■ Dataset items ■
## START

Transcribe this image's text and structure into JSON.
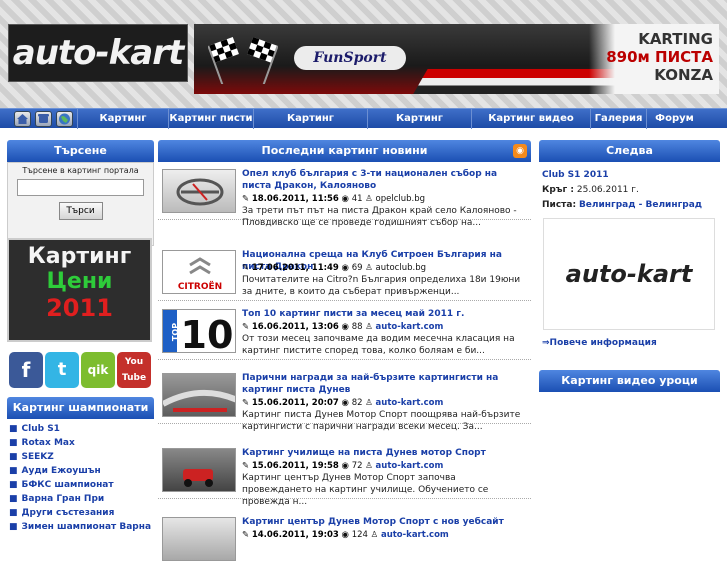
{
  "header": {
    "logo_text": "auto-kart",
    "banner_funsport": "FunSport",
    "ad_line1": "KARTING",
    "ad_line2": "890м ПИСТА",
    "ad_line3": "KONZA"
  },
  "nav": {
    "icons": [
      "home-icon",
      "phone-icon",
      "globe-icon"
    ],
    "items": [
      "Картинг новини",
      "Картинг писти",
      "Картинг шампионати",
      "Картинг календар",
      "Картинг видео уроци",
      "Галерия",
      "Форум"
    ]
  },
  "search": {
    "title": "Търсене",
    "caption": "Търсене в картинг портала",
    "input_value": "",
    "button_label": "Търси"
  },
  "prices_banner": {
    "line1": "Картинг",
    "line2": "Цени",
    "line3": "2011"
  },
  "social": [
    "f",
    "t",
    "qik",
    "You Tube"
  ],
  "championships": {
    "title": "Картинг шампионати",
    "items": [
      "Club S1",
      "Rotax Max",
      "SEEKZ",
      "Ауди Ежоушън",
      "БФКС шампионат",
      "Варна Гран При",
      "Други състезания",
      "Зимен шампионат Варна"
    ]
  },
  "news": {
    "title": "Последни картинг новини",
    "items": [
      {
        "title": "Опел клуб българия с 3-ти национален събор на писта Дракон, Калояново",
        "date": "18.06.2011, 11:56",
        "views": "41",
        "source": "opelclub.bg",
        "excerpt": "За трети път път на писта Дракон край село Калояново - Пловдивско ще се проведе годишният събор на..."
      },
      {
        "title": "Национална среща на Клуб Ситроен България на писта Дракон",
        "date": "17.06.2011, 11:49",
        "views": "69",
        "source": "autoclub.bg",
        "excerpt": "Почитателите на Citro?n България определиха 18и 19юни за дните, в които да съберат привърженци..."
      },
      {
        "title": "Топ 10 картинг писти за месец май 2011 г.",
        "date": "16.06.2011, 13:06",
        "views": "88",
        "source": "auto-kart.com",
        "excerpt": "От този месец започваме да водим месечна класация на картинг пистите според това, колко боляам е би..."
      },
      {
        "title": "Парични награди за най-бързите картингисти на картинг писта Дунев",
        "date": "15.06.2011, 20:07",
        "views": "82",
        "source": "auto-kart.com",
        "excerpt": "Картинг писта Дунев Мотор Спорт поощрява най-бързите картингисти с парични награди всеки месец. За..."
      },
      {
        "title": "Картинг училище на писта Дунев мотор Спорт",
        "date": "15.06.2011, 19:58",
        "views": "72",
        "source": "auto-kart.com",
        "excerpt": "Картинг център Дунев Мотор Спорт започва провеждането на картинг училище. Обучението се провежда н..."
      },
      {
        "title": "Картинг център Дунев Мотор Спорт с нов уебсайт",
        "date": "14.06.2011, 19:03",
        "views": "124",
        "source": "auto-kart.com",
        "excerpt": ""
      }
    ]
  },
  "next": {
    "title": "Следва",
    "event": "Club S1 2011",
    "round_label": "Кръг :",
    "round_date": "25.06.2011 г.",
    "track_label": "Писта:",
    "track": "Велинград - Велинград",
    "logo_text": "auto-kart",
    "more": "⇒Повече информация"
  },
  "video": {
    "title": "Картинг видео уроци"
  },
  "colors": {
    "nav_blue": "#1d4ba7",
    "link_blue": "#1a3fa8",
    "prices_green": "#2ecc3a",
    "prices_red": "#e01f1f"
  }
}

## END

■ The problem ■
Set down every record once more, word for word, without pictures.

■ Completed exercise ■
Transcribe this image's text and structure into JSON.
{
  "header": {
    "logo_text": "auto-kart",
    "banner_funsport": "FunSport",
    "ad_line1": "KARTING",
    "ad_line2": "890м ПИСТА",
    "ad_line3": "KONZA"
  },
  "nav": {
    "icons": [
      "home-icon",
      "phone-icon",
      "globe-icon"
    ],
    "items": [
      "Картинг новини",
      "Картинг писти",
      "Картинг шампионати",
      "Картинг календар",
      "Картинг видео уроци",
      "Галерия",
      "Форум"
    ]
  },
  "search": {
    "title": "Търсене",
    "caption": "Търсене в картинг портала",
    "input_value": "",
    "button_label": "Търси"
  },
  "prices_banner": {
    "line1": "Картинг",
    "line2": "Цени",
    "line3": "2011"
  },
  "social": [
    "f",
    "t",
    "qik",
    "You Tube"
  ],
  "championships": {
    "title": "Картинг шампионати",
    "items": [
      "Club S1",
      "Rotax Max",
      "SEEKZ",
      "Ауди Ежоушън",
      "БФКС шампионат",
      "Варна Гран При",
      "Други състезания",
      "Зимен шампионат Варна"
    ]
  },
  "news": {
    "title": "Последни картинг новини",
    "items": [
      {
        "title": "Опел клуб българия с 3-ти национален събор на писта Дракон, Калояново",
        "date": "18.06.2011, 11:56",
        "views": "41",
        "source": "opelclub.bg",
        "excerpt": "За трети път път на писта Дракон край село Калояново - Пловдивско ще се проведе годишният събор на..."
      },
      {
        "title": "Национална среща на Клуб Ситроен България на писта Дракон",
        "date": "17.06.2011, 11:49",
        "views": "69",
        "source": "autoclub.bg",
        "excerpt": "Почитателите на Citro?n България определиха 18и 19юни за дните, в които да съберат привърженци..."
      },
      {
        "title": "Топ 10 картинг писти за месец май 2011 г.",
        "date": "16.06.2011, 13:06",
        "views": "88",
        "source": "auto-kart.com",
        "excerpt": "От този месец започваме да водим месечна класация на картинг пистите според това, колко боляам е би..."
      },
      {
        "title": "Парични награди за най-бързите картингисти на картинг писта Дунев",
        "date": "15.06.2011, 20:07",
        "views": "82",
        "source": "auto-kart.com",
        "excerpt": "Картинг писта Дунев Мотор Спорт поощрява най-бързите картингисти с парични награди всеки месец. За..."
      },
      {
        "title": "Картинг училище на писта Дунев мотор Спорт",
        "date": "15.06.2011, 19:58",
        "views": "72",
        "source": "auto-kart.com",
        "excerpt": "Картинг център Дунев Мотор Спорт започва провеждането на картинг училище. Обучението се провежда н..."
      },
      {
        "title": "Картинг център Дунев Мотор Спорт с нов уебсайт",
        "date": "14.06.2011, 19:03",
        "views": "124",
        "source": "auto-kart.com",
        "excerpt": ""
      }
    ]
  },
  "next": {
    "title": "Следва",
    "event": "Club S1 2011",
    "round_label": "Кръг :",
    "round_date": "25.06.2011 г.",
    "track_label": "Писта:",
    "track": "Велинград - Велинград",
    "logo_text": "auto-kart",
    "more": "⇒Повече информация"
  },
  "video": {
    "title": "Картинг видео уроци"
  },
  "colors": {
    "nav_blue": "#1d4ba7",
    "link_blue": "#1a3fa8",
    "prices_green": "#2ecc3a",
    "prices_red": "#e01f1f"
  }
}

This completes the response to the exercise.